→ **Task list**
A) In the issue about Digital Ocean Block Storage for the databases, how often are droplet backups taken, and how many are retained?
B) Continue the issue about Digital Ocean Block Storage for the databases from the point where it stops.

SPIKE Investigate the use of Digital Ocean Block/Object Storage for the databases #2225

lucyb · 2024-12-10T16:23:39Z

We think that using Digital Ocean Block Storage will be a cost-effective way of increasing storage capacity, while also providing us with faster database access and improved backups.

In particular, we've identified the following problems:

We can't store backups of the Coding Systems databases on Dokku3 due to a lack of space (Backup coding system databases #2153)
Backups of the core application database are currently stored on the droplet itself.
Restoring data from a droplet is likely to be annoying, and will be time consuming to test and to document (Document restoring core and coding system release DBs from droplet backup #2128)
Droplet backups are are limited. We have one per week, with four retained. We would like something more frequent for databases and something that's easier to access.

There are potentially other solutions to this, such as migrating to a managed Postgres service or storing our backups on Digital Ocean Spaces object storage (i.e their S3 equivalent). So this spike should demonstrate that Block Storage is the better solution (or not).

Questions to answer

How much will Block Storage cost
How is Block Storage used with a Droplet?
Where will we store a copy of the Block Storage configuration?
How will we migrate over to using Block Storage?
How will we test that the migration has been successful and demonstrate there are no performance problems?

→ **Rows**
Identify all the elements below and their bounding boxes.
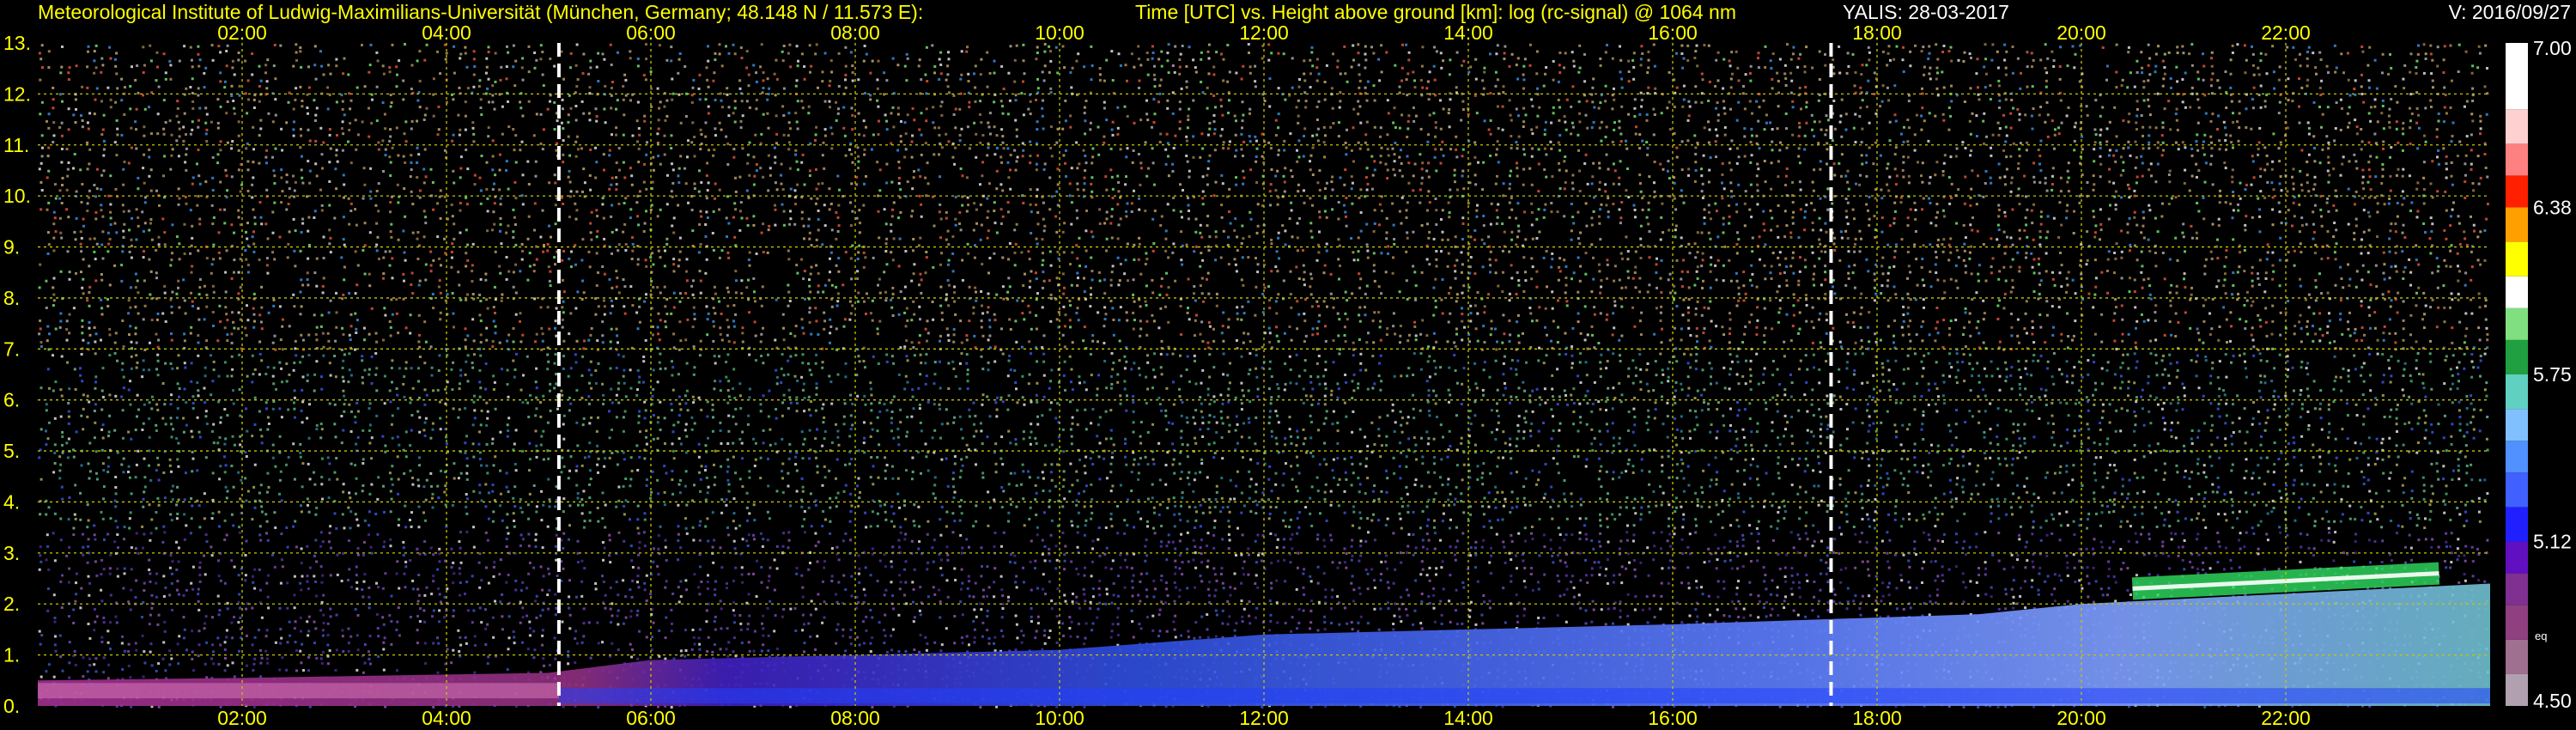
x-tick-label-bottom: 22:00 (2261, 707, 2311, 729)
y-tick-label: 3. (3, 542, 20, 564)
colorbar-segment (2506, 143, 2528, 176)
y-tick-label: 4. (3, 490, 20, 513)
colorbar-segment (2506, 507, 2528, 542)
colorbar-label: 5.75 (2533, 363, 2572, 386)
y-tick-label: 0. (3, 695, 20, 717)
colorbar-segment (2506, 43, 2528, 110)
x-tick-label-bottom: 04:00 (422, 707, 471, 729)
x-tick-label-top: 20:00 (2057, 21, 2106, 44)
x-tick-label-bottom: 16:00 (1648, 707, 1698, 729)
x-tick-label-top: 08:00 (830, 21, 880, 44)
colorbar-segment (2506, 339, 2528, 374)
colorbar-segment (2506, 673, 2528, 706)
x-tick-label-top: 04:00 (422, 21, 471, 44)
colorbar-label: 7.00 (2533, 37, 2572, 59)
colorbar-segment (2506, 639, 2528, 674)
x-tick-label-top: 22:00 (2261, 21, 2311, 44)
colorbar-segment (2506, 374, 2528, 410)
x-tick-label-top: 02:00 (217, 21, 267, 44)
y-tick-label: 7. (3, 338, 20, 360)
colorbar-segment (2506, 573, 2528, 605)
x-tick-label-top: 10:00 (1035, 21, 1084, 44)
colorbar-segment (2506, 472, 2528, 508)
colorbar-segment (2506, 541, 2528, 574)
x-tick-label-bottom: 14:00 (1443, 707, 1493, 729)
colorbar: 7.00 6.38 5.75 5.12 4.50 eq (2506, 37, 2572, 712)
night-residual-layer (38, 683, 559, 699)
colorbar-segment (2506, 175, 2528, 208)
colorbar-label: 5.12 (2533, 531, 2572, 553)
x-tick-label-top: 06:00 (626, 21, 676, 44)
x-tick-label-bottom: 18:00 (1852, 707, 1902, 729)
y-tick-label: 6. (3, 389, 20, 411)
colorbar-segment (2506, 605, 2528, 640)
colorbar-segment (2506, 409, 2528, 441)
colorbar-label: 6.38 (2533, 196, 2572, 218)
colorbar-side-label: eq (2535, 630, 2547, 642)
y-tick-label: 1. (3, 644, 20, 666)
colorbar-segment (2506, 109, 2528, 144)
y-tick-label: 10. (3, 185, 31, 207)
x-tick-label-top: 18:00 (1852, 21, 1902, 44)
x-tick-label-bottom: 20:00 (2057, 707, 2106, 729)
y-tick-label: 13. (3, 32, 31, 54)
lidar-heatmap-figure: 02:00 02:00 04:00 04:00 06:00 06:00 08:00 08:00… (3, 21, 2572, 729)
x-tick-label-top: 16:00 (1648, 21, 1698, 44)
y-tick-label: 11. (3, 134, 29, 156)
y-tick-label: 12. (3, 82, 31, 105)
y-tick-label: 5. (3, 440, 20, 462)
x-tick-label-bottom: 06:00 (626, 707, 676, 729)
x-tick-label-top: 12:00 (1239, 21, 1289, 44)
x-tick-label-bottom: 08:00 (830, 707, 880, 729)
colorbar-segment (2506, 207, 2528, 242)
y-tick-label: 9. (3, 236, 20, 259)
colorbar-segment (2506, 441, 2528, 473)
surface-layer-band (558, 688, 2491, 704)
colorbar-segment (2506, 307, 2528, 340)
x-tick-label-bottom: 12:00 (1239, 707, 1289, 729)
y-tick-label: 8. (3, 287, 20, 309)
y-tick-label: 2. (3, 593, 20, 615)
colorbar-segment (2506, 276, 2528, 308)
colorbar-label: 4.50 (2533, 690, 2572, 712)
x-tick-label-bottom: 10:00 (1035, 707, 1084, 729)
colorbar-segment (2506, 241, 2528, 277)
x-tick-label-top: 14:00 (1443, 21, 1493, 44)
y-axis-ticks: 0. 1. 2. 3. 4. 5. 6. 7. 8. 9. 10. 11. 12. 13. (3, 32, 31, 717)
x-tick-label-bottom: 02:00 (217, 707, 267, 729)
---
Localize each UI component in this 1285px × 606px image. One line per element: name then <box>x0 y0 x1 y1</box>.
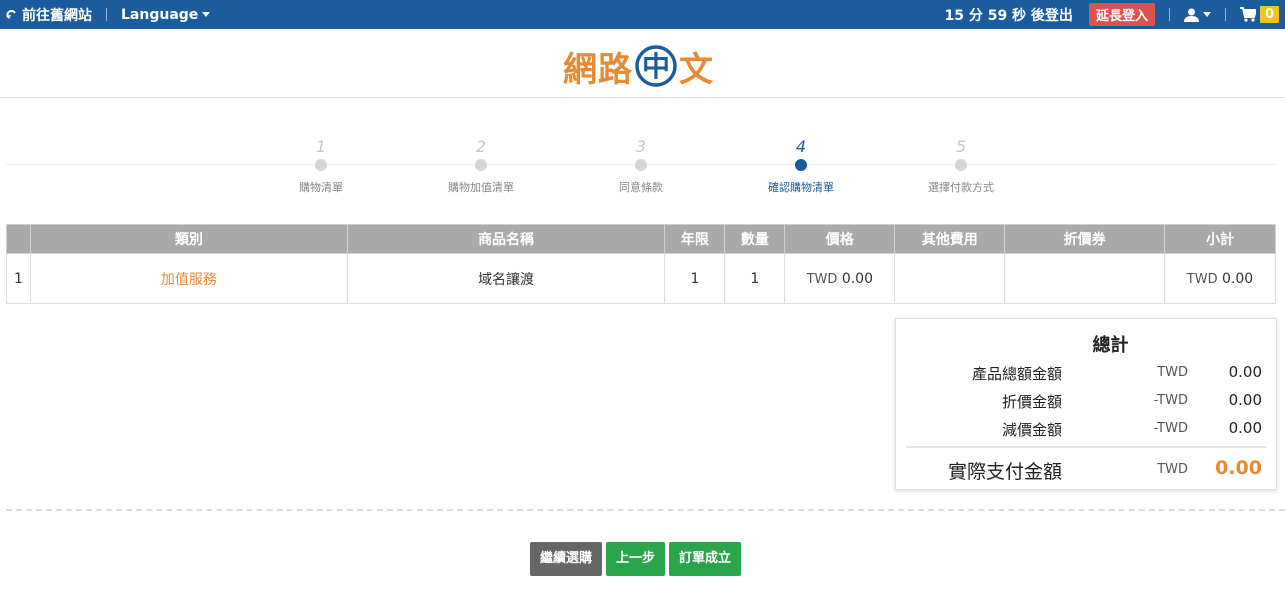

→ **Task-by-task answers**
A) One droplet backup is taken per week, and four are retained.

B)
bloodearnest · 2024-12-13T11:03:47Z

while also providing us with faster database access

I would be very surprised if this was true. Block storage is essentially a networked file system, albeit at a very different way than NFS. Unless something has drastically changed in cloud land here, I would expect it to be measurably slower. Possibly at an acceptable level, especially for reads and if we tune sqlite things like mmap and cache sizes to keep stuff in the fs page cache.

So I would encourage performance testing to be done early (perhaps enabling sqlite otel telemetry if not already?) as it may provide a good early failure signal. For example, there were recently discussions about how N+1 queries are not nearly as much of a problem with sqlite as they are with postgres - that might be less the case with the volume mounted on Block storage.

FWIW, the model I've seen used with sqlite in the cloud is to have the sqlite db on fast local storage, and use backups or litestream off host for durability.

Some other ideas:

Have we considered mounting a BS volume for "local" backups of all all dbs?
The main db is r/w, and would be affected most by being on BS. But perhaps the code system dbs, which AIUI are readonly once created, and less frequently used, would work well on a BS volume, with tuning?

Regarding system configuration, we may be able to create and manage BS volumes with ansible. However, we ended up not using ansible to manage the DO assets, which is basically the creation of instances. Instead, we documented the use of the doctl cli client, as it was infrequent and complex, which might be another option for you.

mikerkelly · 2024-12-15T10:45:39Z

Much of the following might be questions for the spike to discover response to.

The issue reads to me as if we currently expect that Block Storage is a better fit than Object storage. Is that right and why?

Needing to restore from droplet would be costly for the core DB, losing up to a week of user-generated content. Having nightly core backups on a separate file system would reduce such potential data loss. I think the team agreed we do want to achieve that.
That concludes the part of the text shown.